**INSTRUCTIONS FOR THE TASK:**
Check every line below for the word "graphs" and copy the ones that have it.

**RECORDS FOR PROCESSING:**

####

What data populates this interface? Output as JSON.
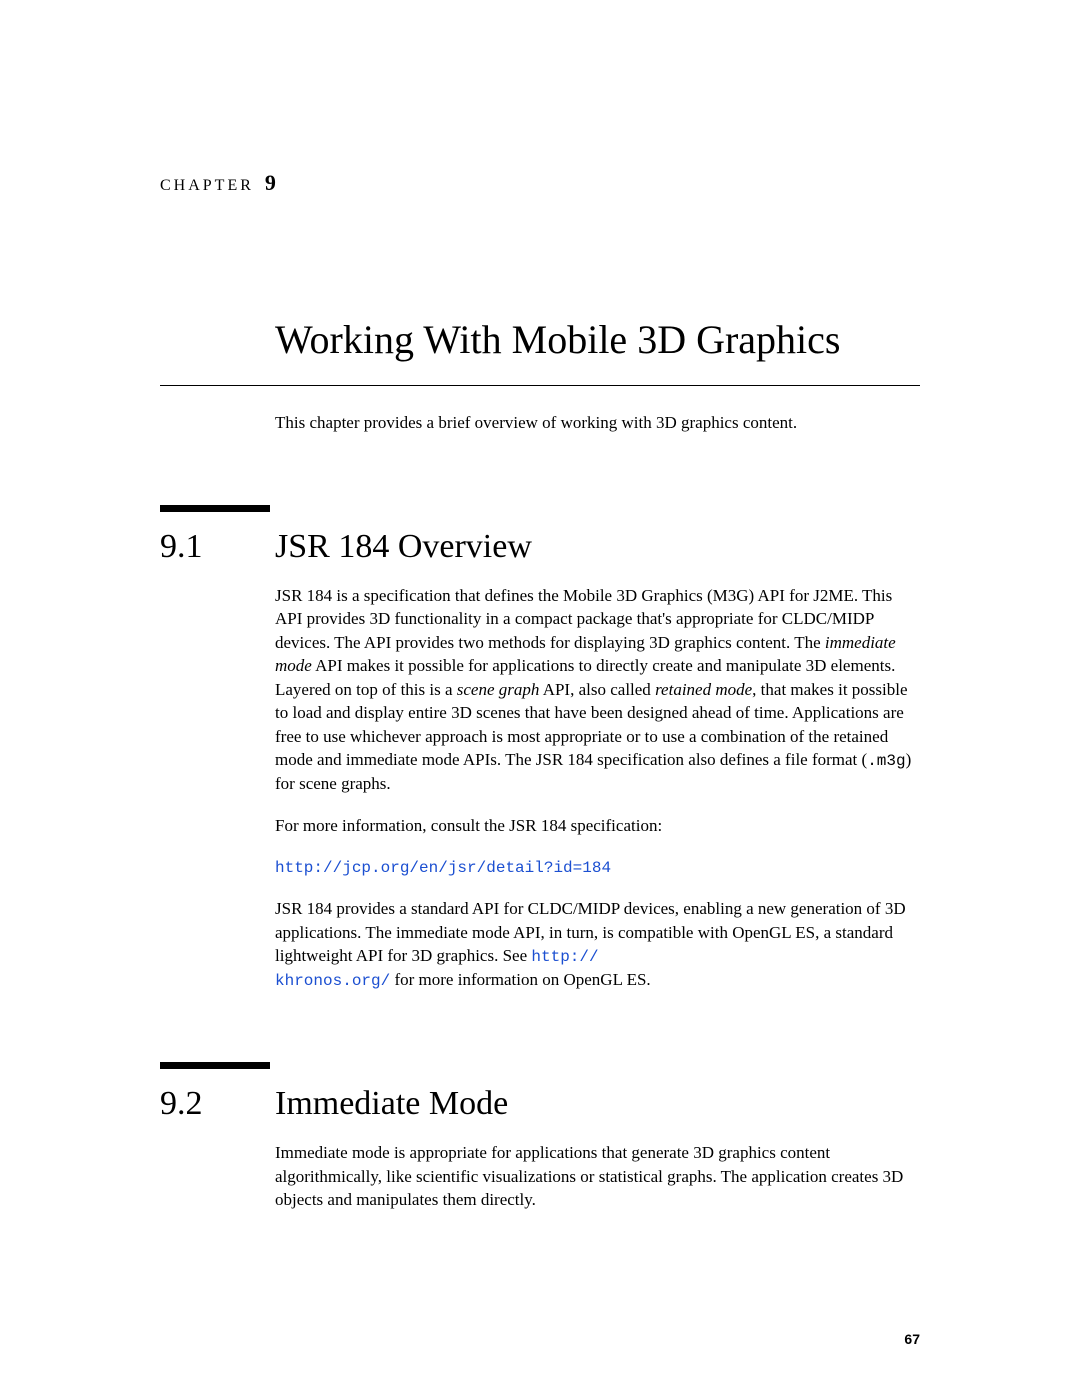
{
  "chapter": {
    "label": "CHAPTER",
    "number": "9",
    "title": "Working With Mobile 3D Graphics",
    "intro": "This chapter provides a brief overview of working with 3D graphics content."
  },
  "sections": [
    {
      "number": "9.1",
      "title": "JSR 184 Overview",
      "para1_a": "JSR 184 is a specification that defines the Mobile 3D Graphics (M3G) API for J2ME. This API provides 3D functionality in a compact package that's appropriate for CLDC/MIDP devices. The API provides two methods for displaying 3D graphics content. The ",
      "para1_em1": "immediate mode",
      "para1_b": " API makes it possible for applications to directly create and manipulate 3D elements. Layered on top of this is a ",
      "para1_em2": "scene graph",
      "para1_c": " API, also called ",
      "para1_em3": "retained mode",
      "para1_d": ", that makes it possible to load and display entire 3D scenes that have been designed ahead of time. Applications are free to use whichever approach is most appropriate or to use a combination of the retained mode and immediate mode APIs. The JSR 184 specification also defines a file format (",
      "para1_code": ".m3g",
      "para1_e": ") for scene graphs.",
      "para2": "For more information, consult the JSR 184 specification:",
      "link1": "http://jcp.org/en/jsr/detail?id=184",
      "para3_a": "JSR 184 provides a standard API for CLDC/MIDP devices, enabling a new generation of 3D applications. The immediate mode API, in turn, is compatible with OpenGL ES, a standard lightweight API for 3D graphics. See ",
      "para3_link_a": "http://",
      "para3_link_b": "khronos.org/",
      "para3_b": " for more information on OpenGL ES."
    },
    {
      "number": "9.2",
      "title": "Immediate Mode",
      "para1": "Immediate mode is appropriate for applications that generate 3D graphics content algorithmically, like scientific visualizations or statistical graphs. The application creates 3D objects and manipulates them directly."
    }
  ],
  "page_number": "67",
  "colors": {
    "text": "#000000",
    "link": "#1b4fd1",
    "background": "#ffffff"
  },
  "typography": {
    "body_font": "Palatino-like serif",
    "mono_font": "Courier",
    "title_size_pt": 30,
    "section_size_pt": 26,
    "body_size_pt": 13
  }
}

####

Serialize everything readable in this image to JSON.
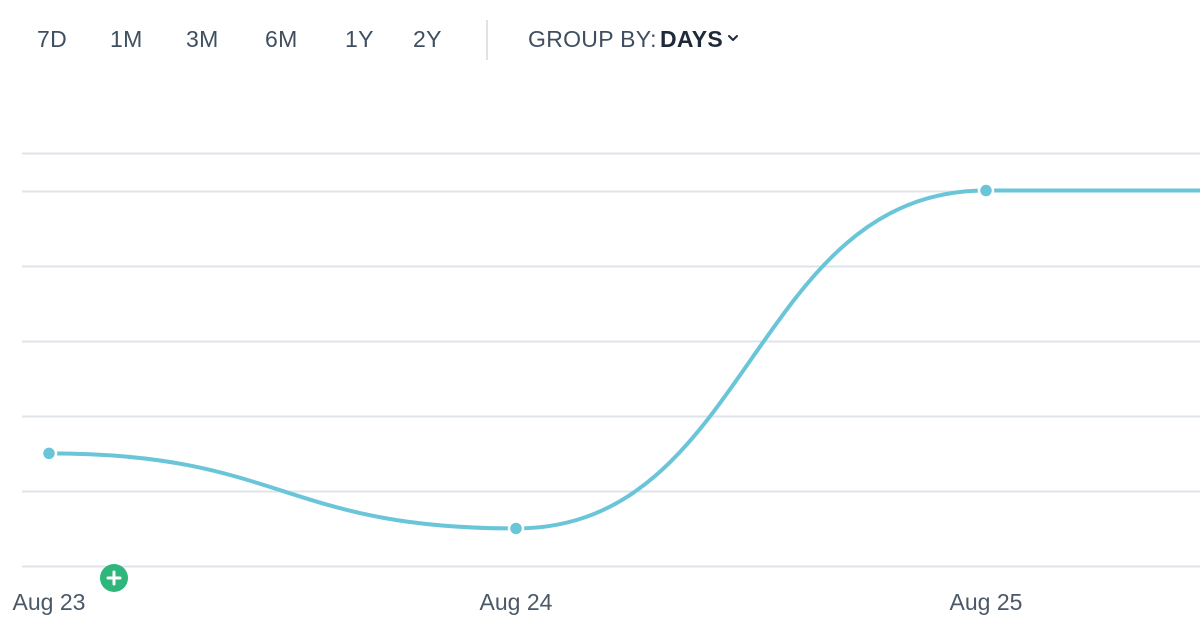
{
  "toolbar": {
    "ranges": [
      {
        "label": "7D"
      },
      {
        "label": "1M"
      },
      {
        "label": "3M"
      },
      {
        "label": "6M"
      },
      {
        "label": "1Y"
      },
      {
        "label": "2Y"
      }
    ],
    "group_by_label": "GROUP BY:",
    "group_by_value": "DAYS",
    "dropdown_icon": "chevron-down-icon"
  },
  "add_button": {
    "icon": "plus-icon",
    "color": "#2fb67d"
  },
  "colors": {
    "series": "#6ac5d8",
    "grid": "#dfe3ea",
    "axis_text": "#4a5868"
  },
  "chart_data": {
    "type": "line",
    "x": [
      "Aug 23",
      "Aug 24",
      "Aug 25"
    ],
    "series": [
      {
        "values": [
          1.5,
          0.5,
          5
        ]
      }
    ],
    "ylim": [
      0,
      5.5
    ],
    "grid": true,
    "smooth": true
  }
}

####

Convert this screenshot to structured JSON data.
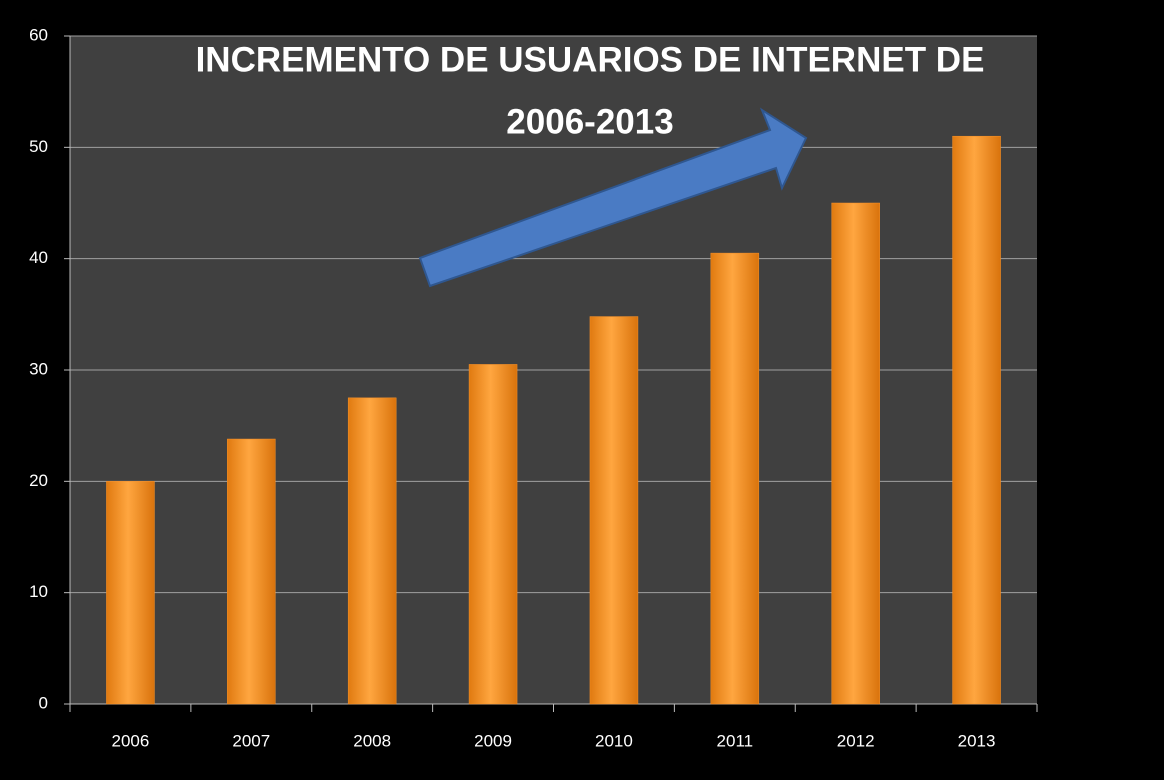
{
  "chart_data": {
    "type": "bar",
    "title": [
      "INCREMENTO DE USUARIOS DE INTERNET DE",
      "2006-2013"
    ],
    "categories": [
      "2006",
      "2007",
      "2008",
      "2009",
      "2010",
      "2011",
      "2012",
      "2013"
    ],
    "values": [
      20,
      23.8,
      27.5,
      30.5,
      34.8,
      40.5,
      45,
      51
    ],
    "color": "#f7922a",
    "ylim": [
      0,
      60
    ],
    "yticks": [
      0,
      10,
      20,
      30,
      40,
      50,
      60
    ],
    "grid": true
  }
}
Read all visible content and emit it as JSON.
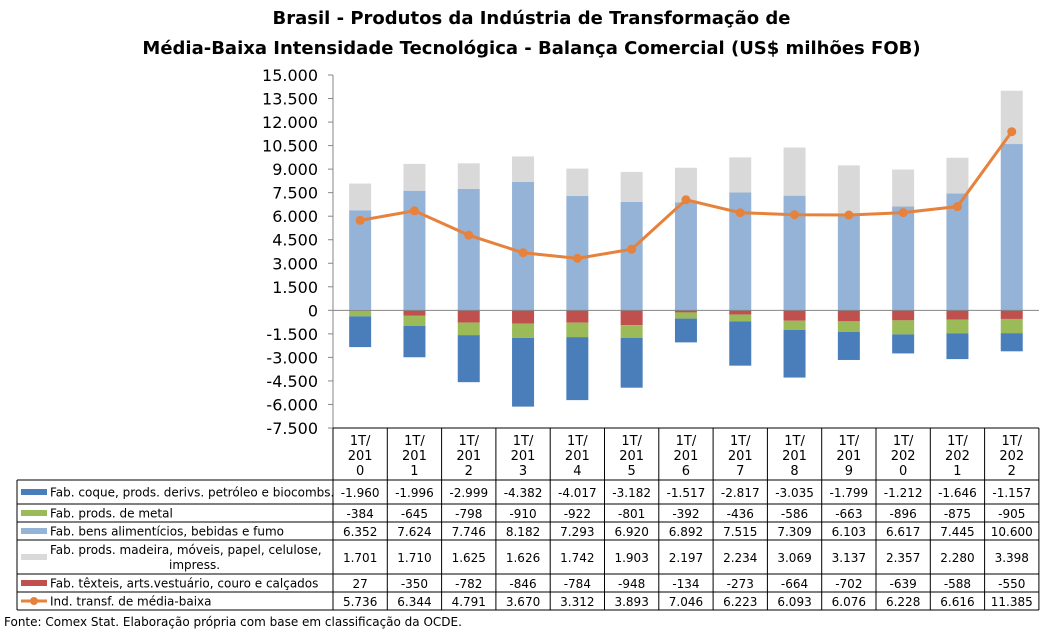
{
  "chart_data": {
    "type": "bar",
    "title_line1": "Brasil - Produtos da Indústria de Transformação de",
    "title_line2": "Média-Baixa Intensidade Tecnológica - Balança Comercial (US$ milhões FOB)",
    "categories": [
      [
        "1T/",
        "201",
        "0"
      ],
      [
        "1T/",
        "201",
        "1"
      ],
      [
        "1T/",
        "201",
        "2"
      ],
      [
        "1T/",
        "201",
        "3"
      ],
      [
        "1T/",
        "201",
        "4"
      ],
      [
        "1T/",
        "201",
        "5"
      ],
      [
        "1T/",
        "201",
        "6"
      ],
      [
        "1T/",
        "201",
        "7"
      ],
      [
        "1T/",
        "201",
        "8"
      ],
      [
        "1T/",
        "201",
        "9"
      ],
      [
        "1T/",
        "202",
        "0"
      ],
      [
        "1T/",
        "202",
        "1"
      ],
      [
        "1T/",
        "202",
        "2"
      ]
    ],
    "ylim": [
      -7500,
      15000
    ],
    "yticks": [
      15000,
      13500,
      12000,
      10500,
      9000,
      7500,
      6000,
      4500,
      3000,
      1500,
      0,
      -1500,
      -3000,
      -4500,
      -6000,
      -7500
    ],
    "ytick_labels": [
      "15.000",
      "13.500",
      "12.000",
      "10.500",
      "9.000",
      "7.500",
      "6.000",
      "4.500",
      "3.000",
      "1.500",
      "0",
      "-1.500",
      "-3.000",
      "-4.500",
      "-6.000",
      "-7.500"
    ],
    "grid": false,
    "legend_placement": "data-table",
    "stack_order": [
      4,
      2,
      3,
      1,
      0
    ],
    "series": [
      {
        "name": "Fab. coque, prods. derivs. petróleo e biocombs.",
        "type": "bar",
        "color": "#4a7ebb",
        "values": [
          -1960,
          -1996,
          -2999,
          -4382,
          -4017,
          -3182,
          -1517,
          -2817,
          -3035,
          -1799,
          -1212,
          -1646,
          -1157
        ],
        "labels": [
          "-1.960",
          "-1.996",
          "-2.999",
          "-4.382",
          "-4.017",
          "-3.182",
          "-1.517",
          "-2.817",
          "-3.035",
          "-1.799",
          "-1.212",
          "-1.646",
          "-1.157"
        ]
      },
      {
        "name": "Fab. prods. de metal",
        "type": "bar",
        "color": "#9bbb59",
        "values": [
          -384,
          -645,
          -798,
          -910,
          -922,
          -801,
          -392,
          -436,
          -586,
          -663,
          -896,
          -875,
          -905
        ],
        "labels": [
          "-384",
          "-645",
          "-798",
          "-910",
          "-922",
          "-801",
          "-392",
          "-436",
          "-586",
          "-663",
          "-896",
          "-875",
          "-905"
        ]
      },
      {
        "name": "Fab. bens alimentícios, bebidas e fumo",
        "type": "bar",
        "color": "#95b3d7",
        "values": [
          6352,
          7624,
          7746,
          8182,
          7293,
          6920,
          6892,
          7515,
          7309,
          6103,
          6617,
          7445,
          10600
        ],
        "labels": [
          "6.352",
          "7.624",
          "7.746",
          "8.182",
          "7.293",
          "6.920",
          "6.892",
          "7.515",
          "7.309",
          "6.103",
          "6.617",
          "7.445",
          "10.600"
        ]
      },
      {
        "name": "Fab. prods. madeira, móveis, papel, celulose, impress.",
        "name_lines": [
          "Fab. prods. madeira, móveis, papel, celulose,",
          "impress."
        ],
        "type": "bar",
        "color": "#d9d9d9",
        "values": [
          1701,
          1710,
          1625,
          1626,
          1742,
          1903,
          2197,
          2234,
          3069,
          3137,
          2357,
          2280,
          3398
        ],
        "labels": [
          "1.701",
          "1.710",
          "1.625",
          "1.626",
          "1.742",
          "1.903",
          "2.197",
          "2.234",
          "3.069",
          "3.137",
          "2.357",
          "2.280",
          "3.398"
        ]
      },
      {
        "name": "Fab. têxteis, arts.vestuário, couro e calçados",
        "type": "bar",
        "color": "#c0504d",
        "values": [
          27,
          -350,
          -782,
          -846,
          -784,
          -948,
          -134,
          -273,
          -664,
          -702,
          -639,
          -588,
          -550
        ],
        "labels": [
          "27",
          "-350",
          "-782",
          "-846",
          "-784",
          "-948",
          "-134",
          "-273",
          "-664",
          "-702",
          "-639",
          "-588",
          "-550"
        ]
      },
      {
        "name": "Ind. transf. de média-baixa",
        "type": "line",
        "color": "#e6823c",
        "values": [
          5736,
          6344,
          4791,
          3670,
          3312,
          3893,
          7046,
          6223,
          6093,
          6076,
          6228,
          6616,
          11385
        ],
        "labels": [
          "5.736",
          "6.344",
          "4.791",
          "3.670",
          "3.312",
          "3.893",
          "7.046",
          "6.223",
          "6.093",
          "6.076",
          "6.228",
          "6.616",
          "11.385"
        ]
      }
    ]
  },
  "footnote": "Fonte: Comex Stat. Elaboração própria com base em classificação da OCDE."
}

####

**TASK ANSWER:**
      "para1_e": ") for scene graphs.",
      "para1": "Immediate mode is appropriate for applications that generate 3D graphics content algorithmically, like scientific visualizations or statistical graphs. The application creates 3D objects and manipulates them directly."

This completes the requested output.